PROBLEM STATEMENT >>
Which lines hold the word "peranan"? Copy each of them.

TASK MATERIAL >>
────────────────────────────────────────

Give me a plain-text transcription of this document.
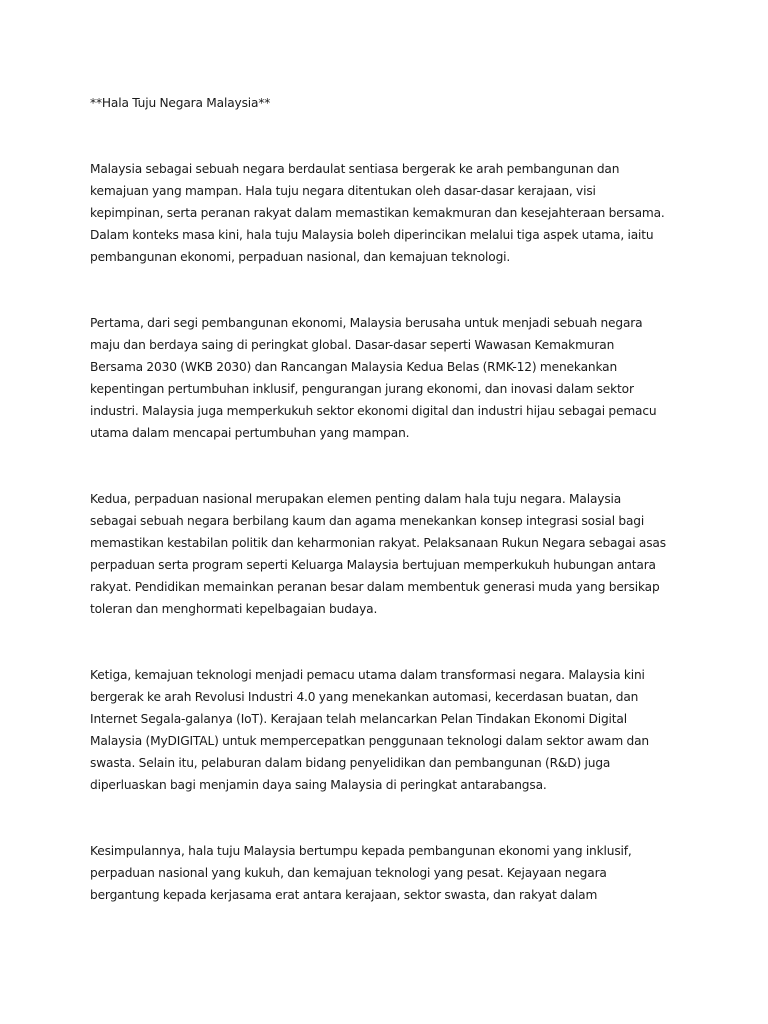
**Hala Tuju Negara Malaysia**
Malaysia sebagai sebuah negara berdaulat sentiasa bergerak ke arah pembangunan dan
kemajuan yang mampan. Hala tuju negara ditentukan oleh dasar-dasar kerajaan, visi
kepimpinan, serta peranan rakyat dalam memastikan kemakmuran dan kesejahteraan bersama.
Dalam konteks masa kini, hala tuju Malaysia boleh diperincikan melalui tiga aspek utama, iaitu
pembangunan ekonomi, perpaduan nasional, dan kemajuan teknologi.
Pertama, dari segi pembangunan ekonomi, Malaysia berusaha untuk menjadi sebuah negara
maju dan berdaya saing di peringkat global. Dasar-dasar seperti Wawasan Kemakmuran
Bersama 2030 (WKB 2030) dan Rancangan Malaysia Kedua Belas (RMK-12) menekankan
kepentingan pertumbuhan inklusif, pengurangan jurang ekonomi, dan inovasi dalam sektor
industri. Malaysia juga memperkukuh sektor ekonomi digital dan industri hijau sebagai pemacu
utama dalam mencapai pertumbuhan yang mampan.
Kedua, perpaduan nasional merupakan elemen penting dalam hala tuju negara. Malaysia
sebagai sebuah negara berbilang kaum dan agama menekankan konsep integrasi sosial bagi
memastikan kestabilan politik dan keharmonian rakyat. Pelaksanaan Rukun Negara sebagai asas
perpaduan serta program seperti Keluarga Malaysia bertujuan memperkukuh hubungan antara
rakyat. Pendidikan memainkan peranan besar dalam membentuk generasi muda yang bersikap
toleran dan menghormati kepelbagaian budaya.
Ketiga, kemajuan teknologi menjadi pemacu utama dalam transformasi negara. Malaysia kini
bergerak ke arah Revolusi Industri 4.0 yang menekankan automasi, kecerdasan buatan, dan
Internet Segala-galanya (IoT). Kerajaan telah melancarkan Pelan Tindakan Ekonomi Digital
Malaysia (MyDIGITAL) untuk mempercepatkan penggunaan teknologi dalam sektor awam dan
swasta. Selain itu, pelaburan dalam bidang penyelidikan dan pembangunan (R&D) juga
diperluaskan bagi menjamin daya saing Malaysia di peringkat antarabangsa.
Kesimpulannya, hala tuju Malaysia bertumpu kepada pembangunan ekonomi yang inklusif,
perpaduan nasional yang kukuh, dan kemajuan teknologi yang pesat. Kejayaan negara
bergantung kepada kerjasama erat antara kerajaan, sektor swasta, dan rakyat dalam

────────────────────────────────────────

THE RESPONSE >>
kepimpinan, serta peranan rakyat dalam memastikan kemakmuran dan kesejahteraan bersama.
rakyat. Pendidikan memainkan peranan besar dalam membentuk generasi muda yang bersikap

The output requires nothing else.